-- start SOURCE DATA --

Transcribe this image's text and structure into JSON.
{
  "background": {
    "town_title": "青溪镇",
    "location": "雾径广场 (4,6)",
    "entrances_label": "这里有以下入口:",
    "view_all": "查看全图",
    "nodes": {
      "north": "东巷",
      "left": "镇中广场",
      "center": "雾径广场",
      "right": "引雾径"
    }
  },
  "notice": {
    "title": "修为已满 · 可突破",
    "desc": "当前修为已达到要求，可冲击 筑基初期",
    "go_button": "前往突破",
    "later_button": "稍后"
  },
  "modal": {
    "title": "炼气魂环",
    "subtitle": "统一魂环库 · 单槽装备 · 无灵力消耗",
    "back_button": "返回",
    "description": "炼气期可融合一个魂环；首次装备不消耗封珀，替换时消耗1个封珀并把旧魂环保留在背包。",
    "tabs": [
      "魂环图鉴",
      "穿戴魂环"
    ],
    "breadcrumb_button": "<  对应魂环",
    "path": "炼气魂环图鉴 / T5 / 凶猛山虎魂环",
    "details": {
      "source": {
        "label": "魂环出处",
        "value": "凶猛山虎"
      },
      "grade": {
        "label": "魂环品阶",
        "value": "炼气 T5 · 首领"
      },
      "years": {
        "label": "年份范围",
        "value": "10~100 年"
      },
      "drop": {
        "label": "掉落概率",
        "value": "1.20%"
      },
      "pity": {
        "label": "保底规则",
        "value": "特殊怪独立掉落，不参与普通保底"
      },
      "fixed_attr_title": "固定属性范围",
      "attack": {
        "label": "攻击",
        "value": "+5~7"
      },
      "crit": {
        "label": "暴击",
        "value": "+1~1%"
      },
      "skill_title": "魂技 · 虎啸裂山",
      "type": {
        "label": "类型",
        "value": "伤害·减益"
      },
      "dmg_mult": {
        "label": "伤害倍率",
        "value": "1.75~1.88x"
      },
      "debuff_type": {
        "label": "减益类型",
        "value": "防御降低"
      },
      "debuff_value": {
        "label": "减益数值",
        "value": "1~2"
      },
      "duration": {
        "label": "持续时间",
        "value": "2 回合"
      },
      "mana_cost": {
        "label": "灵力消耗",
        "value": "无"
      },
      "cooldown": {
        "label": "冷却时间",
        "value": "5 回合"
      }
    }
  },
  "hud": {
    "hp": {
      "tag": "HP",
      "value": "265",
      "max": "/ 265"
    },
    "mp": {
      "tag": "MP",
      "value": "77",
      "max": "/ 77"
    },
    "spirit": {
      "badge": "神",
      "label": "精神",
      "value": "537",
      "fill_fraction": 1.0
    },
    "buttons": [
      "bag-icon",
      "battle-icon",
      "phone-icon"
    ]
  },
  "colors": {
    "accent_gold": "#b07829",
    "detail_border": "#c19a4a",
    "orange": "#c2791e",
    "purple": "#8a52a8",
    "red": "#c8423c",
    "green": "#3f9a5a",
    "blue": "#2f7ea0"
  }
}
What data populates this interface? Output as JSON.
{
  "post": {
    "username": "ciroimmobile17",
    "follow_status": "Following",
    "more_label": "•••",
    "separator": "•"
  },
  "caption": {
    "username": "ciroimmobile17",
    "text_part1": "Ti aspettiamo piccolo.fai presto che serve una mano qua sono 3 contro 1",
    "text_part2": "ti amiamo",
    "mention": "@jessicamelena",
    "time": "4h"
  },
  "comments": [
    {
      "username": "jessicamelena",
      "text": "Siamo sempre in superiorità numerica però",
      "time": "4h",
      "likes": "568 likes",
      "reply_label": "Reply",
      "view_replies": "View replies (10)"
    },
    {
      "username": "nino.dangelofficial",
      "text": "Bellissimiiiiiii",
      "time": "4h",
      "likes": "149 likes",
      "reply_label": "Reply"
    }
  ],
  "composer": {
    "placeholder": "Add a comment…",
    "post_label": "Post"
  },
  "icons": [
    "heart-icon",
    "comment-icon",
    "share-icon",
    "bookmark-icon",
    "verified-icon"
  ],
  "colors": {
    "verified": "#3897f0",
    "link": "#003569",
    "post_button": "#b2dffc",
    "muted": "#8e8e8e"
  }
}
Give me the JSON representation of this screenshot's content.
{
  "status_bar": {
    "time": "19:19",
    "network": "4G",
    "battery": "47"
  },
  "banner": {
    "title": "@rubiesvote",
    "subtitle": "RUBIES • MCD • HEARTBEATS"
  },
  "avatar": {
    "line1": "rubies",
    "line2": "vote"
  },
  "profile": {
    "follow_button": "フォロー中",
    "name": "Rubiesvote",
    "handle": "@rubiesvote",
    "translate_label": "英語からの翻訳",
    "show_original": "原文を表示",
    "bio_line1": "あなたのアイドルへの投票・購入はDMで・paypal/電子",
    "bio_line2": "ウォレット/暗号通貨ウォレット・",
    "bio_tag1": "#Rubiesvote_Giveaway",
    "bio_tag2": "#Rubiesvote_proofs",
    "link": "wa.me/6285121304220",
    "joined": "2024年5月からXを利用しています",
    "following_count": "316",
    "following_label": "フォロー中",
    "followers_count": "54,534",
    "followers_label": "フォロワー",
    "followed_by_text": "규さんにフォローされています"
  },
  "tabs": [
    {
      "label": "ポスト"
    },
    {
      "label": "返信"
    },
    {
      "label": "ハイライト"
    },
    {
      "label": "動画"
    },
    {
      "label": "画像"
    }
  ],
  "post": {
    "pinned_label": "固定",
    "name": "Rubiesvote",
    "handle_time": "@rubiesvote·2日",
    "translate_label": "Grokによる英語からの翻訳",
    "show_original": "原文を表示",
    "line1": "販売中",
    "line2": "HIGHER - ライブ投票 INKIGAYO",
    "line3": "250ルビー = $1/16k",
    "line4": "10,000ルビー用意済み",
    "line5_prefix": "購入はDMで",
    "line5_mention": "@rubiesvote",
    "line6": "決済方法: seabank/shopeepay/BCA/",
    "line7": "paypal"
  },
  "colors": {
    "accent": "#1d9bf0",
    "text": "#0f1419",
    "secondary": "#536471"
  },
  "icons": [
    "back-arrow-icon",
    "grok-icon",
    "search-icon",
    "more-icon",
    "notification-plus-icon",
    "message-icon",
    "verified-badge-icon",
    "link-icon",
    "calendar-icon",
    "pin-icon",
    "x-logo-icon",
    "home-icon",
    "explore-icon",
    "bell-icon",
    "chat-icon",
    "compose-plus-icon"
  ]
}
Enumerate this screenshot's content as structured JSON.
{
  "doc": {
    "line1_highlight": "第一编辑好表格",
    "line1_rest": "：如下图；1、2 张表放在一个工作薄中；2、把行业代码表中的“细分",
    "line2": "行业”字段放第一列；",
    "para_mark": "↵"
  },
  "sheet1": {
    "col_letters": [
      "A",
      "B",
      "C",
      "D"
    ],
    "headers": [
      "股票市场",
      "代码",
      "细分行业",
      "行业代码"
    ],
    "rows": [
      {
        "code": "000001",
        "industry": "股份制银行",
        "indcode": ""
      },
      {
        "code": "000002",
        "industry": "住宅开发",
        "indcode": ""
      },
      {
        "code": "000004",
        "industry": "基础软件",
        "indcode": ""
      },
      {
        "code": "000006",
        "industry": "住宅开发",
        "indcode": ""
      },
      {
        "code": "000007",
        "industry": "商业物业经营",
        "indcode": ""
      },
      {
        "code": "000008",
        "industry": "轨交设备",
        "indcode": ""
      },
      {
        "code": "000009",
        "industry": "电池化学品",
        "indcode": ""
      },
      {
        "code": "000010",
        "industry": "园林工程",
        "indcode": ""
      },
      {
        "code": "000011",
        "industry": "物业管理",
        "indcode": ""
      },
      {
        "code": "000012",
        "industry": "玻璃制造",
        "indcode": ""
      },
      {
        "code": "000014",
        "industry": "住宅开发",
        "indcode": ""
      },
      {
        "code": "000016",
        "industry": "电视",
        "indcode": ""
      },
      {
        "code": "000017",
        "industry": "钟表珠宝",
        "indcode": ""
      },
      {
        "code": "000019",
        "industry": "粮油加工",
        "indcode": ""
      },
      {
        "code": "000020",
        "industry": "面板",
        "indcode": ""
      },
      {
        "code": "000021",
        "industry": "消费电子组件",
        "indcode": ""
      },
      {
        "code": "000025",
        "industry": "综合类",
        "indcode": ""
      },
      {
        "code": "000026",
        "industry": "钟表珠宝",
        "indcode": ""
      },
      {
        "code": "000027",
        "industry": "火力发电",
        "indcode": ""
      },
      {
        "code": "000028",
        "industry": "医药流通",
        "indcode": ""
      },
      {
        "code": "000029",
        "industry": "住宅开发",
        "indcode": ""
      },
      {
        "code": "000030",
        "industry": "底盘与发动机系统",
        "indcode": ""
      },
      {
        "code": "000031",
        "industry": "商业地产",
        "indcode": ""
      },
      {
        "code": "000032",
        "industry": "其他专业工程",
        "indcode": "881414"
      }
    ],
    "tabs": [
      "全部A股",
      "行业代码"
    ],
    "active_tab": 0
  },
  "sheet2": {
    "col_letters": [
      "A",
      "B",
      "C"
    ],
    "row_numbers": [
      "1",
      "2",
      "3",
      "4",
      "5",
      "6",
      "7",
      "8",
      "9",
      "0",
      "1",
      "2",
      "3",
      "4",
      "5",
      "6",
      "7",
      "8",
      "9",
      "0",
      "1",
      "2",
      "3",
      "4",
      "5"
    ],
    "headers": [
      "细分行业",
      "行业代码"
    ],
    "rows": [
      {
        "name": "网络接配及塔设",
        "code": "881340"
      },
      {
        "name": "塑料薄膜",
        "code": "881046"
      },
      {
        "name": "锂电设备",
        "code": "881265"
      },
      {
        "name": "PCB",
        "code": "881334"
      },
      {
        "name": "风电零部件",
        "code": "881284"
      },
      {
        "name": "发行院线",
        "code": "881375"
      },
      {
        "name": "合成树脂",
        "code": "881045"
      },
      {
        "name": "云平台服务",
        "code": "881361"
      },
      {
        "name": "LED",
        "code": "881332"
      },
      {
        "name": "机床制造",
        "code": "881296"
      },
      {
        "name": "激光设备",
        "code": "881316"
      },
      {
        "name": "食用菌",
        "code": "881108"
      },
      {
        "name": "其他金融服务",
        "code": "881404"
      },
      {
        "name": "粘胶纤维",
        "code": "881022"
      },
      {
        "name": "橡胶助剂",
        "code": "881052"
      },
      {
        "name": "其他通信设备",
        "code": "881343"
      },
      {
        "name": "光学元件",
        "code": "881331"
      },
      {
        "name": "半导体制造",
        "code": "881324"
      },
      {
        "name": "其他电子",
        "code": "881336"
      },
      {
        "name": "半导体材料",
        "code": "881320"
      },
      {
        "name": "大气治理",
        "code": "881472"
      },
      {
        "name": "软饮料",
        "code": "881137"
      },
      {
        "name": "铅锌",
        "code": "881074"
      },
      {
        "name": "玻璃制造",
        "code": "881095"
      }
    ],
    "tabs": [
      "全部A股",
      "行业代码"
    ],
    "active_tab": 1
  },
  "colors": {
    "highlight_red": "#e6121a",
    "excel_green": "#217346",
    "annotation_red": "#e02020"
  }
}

-- end SOURCE DATA --

*WHAT YOU SHOULD DO*
Pick out every line above that holds the word "subtitle" and copy it.

*SOLUTION TO THE EXERCISE*
    "subtitle": "统一魂环库 · 单槽装备 · 无灵力消耗",
    "subtitle": "RUBIES • MCD • HEARTBEATS"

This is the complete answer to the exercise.